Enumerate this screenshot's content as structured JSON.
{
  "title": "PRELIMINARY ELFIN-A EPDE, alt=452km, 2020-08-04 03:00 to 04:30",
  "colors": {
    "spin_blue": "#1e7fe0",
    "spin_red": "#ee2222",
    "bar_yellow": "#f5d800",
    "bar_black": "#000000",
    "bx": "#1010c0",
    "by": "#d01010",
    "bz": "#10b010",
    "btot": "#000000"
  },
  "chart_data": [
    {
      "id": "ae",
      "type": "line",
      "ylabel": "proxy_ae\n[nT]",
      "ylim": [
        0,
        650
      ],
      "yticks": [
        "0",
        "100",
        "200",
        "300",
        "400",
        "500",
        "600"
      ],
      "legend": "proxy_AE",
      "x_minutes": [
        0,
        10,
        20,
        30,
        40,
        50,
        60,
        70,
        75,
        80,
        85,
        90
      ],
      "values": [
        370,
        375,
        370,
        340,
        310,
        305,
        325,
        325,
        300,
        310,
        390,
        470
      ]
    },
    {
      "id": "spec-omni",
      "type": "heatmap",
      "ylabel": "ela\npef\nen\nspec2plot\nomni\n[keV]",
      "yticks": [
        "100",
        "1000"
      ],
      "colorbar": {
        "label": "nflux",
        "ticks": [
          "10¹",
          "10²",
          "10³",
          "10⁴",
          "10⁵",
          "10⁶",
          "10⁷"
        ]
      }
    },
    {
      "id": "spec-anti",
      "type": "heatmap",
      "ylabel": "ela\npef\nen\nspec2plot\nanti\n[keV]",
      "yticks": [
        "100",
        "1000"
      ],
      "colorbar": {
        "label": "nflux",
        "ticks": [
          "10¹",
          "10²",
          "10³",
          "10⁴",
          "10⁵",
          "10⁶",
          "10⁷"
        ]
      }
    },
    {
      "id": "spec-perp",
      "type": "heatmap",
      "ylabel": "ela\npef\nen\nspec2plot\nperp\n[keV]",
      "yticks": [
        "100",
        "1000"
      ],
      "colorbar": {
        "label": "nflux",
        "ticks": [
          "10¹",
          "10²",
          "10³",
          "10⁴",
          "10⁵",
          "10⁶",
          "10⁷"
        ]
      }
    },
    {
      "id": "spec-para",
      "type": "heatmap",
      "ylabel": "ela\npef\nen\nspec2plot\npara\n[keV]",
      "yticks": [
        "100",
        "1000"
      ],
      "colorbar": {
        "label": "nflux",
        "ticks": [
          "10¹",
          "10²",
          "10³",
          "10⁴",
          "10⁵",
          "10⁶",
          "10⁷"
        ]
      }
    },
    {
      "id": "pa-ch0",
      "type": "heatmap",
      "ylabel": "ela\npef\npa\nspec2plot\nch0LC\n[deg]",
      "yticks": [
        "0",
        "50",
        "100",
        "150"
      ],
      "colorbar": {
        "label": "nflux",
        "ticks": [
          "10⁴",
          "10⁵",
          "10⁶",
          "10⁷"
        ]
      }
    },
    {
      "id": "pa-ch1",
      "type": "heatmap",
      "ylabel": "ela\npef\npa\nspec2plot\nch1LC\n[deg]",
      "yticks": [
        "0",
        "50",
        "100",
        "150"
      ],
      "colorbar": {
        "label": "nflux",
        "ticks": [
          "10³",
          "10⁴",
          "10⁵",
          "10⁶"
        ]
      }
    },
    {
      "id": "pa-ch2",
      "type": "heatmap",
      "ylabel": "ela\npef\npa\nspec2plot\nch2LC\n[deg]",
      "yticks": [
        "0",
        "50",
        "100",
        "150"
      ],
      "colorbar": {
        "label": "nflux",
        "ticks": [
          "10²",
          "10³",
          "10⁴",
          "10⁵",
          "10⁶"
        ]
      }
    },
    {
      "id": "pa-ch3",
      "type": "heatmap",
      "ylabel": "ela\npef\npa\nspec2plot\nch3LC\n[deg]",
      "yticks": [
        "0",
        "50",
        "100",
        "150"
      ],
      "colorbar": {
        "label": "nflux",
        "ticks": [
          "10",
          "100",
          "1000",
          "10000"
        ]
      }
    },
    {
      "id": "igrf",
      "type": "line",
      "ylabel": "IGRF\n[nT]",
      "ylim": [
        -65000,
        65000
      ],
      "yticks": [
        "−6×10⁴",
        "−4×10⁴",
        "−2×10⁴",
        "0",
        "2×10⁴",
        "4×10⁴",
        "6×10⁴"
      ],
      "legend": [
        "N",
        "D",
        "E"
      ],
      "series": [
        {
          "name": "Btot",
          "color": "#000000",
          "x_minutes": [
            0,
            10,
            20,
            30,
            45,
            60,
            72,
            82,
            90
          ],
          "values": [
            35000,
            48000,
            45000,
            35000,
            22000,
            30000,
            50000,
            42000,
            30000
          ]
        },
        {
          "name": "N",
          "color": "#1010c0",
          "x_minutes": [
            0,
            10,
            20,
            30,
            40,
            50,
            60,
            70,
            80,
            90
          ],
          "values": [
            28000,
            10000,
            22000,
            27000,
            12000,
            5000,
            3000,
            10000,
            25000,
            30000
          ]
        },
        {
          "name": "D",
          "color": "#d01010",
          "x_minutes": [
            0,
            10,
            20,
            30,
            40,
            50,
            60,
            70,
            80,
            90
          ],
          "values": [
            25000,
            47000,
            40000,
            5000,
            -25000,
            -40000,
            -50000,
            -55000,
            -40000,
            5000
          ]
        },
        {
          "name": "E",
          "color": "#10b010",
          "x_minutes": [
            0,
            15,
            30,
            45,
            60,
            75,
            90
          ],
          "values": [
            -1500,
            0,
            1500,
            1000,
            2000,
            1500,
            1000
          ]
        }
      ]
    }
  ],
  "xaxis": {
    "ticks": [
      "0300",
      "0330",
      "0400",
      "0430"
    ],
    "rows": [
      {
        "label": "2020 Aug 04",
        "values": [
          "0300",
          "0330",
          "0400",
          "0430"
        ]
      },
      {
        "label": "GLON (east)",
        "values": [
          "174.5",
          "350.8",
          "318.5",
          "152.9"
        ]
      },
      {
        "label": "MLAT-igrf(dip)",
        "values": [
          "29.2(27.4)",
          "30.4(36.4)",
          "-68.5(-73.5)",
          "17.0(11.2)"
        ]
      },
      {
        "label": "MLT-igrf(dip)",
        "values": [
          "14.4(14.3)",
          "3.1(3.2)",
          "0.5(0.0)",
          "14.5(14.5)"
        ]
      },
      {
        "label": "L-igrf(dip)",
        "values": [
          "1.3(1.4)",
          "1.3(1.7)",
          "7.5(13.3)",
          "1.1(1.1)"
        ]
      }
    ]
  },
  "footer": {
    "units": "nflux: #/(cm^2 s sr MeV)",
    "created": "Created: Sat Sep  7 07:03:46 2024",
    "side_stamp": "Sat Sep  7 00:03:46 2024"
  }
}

==

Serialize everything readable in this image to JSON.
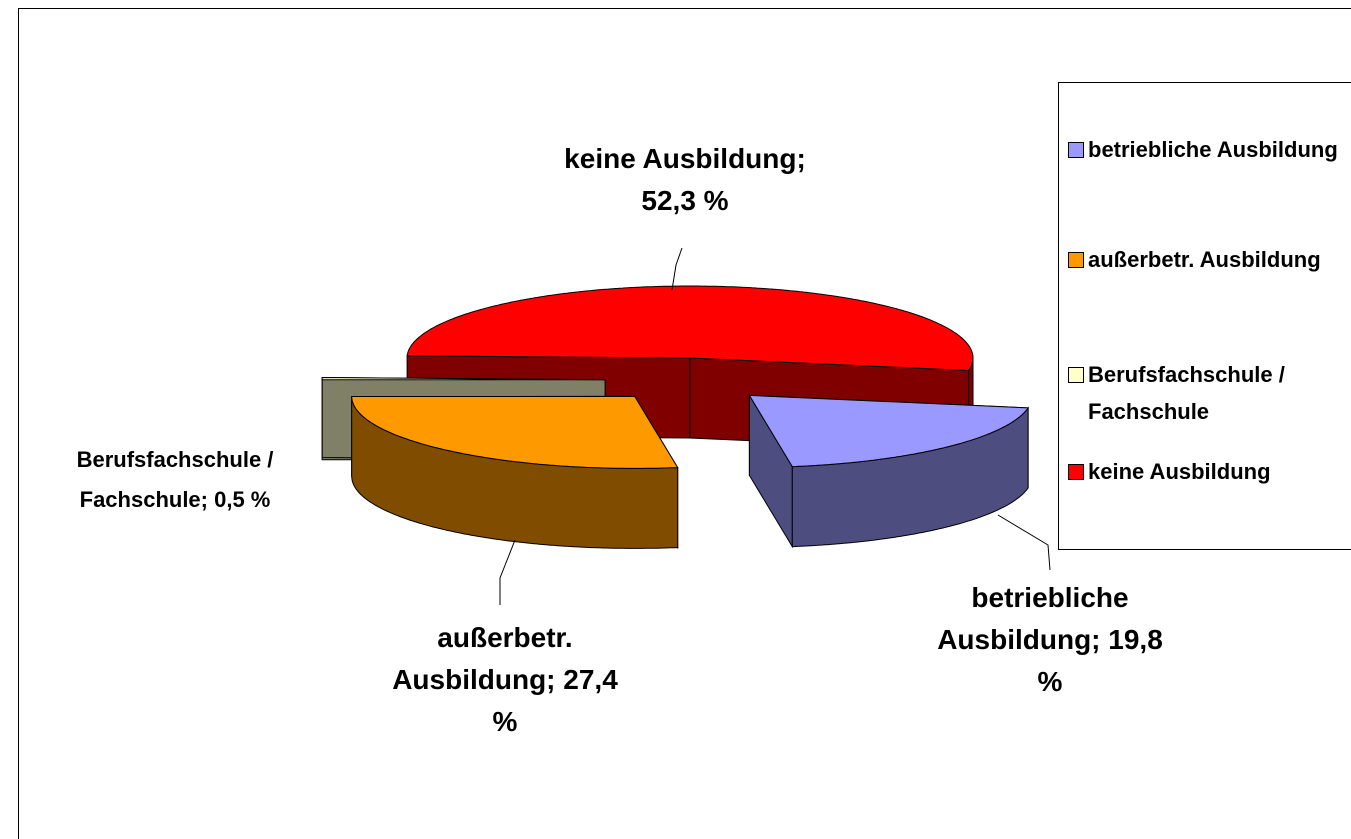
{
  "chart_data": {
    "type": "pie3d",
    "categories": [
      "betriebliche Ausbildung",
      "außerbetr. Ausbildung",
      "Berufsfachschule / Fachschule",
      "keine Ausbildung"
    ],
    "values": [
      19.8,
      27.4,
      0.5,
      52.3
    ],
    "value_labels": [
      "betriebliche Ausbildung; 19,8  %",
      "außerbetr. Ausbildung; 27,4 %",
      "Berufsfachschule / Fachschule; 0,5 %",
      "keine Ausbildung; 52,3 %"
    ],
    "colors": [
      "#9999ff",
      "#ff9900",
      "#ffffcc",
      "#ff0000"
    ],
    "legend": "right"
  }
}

**What is needed:** Where a line contains "Ausbildung", copy that line.

**Task response:**
      "betriebliche Ausbildung",
      "außerbetr. Ausbildung",
      "keine Ausbildung"
      "betriebliche Ausbildung; 19,8  %",
      "außerbetr. Ausbildung; 27,4 %",
      "keine Ausbildung; 52,3 %"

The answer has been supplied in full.